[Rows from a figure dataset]
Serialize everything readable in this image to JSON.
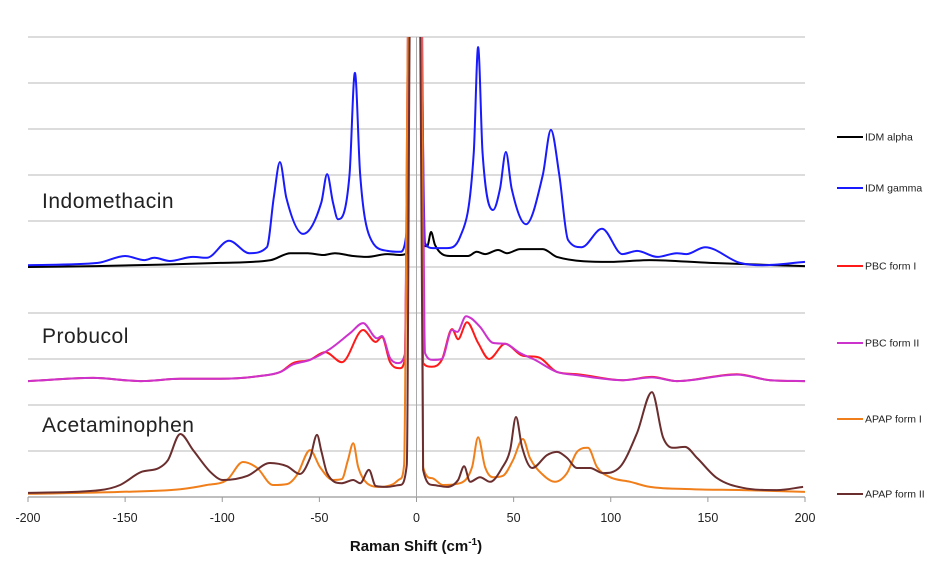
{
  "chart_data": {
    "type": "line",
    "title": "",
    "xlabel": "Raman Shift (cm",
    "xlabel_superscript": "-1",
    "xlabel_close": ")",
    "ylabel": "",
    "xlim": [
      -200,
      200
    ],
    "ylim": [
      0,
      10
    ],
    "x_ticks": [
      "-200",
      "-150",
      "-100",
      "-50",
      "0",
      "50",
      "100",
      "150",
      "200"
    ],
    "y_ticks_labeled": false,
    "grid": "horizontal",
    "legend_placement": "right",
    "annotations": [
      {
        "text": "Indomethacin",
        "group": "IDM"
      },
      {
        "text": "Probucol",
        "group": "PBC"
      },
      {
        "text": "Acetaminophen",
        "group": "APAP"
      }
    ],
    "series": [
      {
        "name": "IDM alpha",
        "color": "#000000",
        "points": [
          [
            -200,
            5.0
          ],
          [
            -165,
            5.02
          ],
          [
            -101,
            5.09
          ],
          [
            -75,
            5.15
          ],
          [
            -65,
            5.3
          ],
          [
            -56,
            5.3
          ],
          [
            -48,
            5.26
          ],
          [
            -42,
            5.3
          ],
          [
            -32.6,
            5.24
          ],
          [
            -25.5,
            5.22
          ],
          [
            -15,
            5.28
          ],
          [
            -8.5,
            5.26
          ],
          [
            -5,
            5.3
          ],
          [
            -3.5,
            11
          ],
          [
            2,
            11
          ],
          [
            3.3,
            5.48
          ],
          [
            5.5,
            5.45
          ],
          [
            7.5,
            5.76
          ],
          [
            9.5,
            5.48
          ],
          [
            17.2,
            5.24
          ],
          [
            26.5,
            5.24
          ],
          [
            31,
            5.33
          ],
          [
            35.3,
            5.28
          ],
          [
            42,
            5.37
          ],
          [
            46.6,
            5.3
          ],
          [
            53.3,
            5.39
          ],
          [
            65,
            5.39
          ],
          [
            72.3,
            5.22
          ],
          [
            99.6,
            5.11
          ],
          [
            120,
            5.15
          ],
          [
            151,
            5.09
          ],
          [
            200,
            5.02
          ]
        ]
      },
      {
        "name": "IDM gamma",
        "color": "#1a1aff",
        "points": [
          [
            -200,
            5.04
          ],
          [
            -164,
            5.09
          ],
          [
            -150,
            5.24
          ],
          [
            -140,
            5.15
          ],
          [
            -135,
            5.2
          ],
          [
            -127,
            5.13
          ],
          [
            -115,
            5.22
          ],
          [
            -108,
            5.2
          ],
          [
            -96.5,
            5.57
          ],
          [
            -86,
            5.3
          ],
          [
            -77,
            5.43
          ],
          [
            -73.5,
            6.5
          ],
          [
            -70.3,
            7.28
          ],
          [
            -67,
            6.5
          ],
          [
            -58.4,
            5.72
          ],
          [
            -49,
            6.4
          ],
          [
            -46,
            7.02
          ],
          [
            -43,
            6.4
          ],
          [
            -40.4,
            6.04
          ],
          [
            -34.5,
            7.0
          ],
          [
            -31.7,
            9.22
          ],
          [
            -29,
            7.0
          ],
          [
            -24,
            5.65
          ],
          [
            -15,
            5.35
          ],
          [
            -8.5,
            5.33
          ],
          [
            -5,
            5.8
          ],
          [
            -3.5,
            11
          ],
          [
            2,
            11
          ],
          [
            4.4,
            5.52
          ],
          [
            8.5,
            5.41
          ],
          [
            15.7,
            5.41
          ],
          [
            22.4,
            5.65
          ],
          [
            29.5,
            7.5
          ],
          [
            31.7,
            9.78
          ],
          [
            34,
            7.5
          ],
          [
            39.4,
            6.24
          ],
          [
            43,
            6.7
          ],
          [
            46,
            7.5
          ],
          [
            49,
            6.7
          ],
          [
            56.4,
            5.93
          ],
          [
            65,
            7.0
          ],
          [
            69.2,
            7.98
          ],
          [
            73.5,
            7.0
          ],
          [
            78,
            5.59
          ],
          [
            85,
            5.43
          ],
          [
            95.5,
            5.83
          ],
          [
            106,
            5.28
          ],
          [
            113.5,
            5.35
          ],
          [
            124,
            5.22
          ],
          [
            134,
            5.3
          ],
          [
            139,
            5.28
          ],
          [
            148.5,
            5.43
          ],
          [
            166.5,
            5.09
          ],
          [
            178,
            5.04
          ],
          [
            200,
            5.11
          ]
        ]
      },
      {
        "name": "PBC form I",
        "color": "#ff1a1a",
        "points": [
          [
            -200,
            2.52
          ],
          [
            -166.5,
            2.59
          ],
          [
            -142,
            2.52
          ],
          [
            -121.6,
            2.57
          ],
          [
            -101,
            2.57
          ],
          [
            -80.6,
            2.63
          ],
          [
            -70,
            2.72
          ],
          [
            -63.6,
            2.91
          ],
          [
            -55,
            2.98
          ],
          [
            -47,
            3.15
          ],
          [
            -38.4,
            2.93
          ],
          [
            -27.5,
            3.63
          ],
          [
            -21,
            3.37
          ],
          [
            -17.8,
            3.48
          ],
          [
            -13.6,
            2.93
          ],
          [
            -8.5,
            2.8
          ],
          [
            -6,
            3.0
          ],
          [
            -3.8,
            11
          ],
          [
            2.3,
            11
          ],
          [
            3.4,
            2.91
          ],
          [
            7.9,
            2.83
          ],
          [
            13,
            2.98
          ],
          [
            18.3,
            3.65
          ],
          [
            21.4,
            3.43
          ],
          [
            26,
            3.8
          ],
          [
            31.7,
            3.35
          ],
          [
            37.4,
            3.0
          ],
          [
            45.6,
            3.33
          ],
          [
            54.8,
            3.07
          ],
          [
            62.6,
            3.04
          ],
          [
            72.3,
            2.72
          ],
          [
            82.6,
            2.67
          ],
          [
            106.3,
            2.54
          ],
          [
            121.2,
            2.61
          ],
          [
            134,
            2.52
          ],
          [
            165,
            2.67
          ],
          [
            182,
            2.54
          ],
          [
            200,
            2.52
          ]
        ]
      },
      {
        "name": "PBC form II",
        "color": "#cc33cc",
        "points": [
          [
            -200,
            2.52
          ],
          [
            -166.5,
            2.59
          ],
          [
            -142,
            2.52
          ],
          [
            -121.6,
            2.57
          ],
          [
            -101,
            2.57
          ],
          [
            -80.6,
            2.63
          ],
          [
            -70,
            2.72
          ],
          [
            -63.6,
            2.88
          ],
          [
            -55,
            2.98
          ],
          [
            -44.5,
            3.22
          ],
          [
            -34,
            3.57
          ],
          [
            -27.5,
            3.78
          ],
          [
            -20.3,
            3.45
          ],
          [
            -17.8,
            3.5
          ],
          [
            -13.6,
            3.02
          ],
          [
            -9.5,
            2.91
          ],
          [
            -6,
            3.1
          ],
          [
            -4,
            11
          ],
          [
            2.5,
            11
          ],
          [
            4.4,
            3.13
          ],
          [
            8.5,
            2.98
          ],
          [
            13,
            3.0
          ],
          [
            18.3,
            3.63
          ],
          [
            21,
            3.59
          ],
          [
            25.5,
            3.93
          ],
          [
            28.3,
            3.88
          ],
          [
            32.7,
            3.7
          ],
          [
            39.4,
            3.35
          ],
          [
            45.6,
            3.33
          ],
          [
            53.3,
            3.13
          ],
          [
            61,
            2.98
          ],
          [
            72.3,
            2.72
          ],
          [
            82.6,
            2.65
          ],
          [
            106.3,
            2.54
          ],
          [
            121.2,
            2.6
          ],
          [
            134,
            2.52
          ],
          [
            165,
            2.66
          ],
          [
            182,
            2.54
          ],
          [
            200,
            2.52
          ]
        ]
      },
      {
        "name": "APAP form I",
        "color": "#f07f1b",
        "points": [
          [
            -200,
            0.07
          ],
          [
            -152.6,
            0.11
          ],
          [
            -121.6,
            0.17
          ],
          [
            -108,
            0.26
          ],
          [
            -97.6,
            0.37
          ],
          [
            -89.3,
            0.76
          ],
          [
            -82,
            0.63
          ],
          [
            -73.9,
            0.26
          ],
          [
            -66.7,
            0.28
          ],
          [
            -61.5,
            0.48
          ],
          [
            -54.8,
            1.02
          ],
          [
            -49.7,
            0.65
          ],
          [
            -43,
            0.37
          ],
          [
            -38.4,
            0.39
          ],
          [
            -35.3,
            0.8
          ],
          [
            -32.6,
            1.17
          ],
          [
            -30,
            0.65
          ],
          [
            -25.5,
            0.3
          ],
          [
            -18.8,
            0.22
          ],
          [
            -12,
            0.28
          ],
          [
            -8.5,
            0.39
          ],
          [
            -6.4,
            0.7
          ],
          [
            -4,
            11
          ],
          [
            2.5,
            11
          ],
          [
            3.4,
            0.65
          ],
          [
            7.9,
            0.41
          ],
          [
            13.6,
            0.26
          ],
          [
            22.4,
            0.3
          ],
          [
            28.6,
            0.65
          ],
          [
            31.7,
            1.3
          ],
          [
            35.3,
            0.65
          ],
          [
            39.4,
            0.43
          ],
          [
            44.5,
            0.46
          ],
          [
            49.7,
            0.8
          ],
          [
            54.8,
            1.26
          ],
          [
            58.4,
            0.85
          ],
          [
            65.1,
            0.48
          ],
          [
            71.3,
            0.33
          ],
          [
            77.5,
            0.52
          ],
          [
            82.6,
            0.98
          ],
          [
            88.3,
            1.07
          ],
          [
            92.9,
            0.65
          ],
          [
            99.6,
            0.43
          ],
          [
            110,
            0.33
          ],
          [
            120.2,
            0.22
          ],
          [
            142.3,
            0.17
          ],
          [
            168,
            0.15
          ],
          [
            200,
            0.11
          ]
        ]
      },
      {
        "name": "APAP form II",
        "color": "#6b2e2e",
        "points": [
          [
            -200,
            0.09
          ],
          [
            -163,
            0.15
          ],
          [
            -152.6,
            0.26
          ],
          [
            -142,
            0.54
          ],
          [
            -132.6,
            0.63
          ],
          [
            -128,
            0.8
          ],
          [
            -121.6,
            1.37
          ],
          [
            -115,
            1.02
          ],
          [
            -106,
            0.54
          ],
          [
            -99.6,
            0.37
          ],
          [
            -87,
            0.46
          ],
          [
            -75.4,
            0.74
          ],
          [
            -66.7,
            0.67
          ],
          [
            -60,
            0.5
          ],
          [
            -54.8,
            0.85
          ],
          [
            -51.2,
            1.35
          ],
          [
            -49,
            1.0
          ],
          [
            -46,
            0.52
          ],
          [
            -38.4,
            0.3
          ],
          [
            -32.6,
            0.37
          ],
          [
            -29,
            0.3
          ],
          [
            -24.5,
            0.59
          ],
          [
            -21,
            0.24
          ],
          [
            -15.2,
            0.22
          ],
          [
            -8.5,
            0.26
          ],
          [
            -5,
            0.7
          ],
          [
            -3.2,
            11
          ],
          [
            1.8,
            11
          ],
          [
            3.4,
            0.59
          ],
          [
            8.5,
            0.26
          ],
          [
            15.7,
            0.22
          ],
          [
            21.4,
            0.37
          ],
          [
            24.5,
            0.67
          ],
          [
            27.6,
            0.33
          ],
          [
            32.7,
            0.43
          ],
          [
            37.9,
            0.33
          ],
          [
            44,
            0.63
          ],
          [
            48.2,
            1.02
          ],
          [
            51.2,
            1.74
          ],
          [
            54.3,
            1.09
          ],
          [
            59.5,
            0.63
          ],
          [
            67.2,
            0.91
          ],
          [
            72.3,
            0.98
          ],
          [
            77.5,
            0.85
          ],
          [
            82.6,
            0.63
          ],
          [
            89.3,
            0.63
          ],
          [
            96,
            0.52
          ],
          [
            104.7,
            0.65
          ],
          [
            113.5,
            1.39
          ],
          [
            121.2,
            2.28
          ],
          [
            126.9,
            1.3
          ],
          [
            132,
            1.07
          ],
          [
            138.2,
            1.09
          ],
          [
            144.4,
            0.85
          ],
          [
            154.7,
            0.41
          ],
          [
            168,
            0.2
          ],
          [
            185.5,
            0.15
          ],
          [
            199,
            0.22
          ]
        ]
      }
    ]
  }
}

Problem description:
Find the lines containing "text" and pull them out.

The answer:
        "text": "Indomethacin",
        "text": "Probucol",
        "text": "Acetaminophen",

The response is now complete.